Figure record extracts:
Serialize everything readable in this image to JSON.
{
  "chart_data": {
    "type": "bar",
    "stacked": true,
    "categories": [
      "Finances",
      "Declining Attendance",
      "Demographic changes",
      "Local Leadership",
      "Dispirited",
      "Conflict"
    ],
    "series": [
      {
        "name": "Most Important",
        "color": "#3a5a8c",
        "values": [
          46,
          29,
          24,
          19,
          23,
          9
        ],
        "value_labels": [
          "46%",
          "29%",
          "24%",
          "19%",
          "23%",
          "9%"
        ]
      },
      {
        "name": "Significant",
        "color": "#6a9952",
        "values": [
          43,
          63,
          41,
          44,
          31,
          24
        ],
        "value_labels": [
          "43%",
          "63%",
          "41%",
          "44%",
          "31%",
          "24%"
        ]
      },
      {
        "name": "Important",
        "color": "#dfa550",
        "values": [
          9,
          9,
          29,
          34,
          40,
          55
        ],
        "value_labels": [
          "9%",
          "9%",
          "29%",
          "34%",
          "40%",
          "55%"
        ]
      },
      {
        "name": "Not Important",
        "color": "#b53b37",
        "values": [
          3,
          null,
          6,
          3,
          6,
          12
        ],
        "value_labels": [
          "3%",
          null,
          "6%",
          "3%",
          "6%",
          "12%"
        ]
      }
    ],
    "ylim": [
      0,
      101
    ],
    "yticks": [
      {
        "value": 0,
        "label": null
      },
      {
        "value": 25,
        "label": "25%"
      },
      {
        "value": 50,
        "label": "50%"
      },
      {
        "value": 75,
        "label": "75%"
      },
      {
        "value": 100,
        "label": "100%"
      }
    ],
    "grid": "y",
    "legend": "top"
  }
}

* [Short task] All of the data above should be transcribed exactly.

* [Answer to this problem]
Serialize everything readable in this image to JSON.
{
  "chart_data": {
    "type": "bar",
    "stacked": true,
    "categories": [
      "Finances",
      "Declining Attendance",
      "Demographic changes",
      "Local Leadership",
      "Dispirited",
      "Conflict"
    ],
    "series": [
      {
        "name": "Most Important",
        "color": "#3a5a8c",
        "values": [
          46,
          29,
          24,
          19,
          23,
          9
        ],
        "value_labels": [
          "46%",
          "29%",
          "24%",
          "19%",
          "23%",
          "9%"
        ]
      },
      {
        "name": "Significant",
        "color": "#6a9952",
        "values": [
          43,
          63,
          41,
          44,
          31,
          24
        ],
        "value_labels": [
          "43%",
          "63%",
          "41%",
          "44%",
          "31%",
          "24%"
        ]
      },
      {
        "name": "Important",
        "color": "#dfa550",
        "values": [
          9,
          9,
          29,
          34,
          40,
          55
        ],
        "value_labels": [
          "9%",
          "9%",
          "29%",
          "34%",
          "40%",
          "55%"
        ]
      },
      {
        "name": "Not Important",
        "color": "#b53b37",
        "values": [
          3,
          null,
          6,
          3,
          6,
          12
        ],
        "value_labels": [
          "3%",
          null,
          "6%",
          "3%",
          "6%",
          "12%"
        ]
      }
    ],
    "ylim": [
      0,
      101
    ],
    "yticks": [
      {
        "value": 0,
        "label": null
      },
      {
        "value": 25,
        "label": "25%"
      },
      {
        "value": 50,
        "label": "50%"
      },
      {
        "value": 75,
        "label": "75%"
      },
      {
        "value": 100,
        "label": "100%"
      }
    ],
    "grid": "y",
    "legend": "top"
  }
}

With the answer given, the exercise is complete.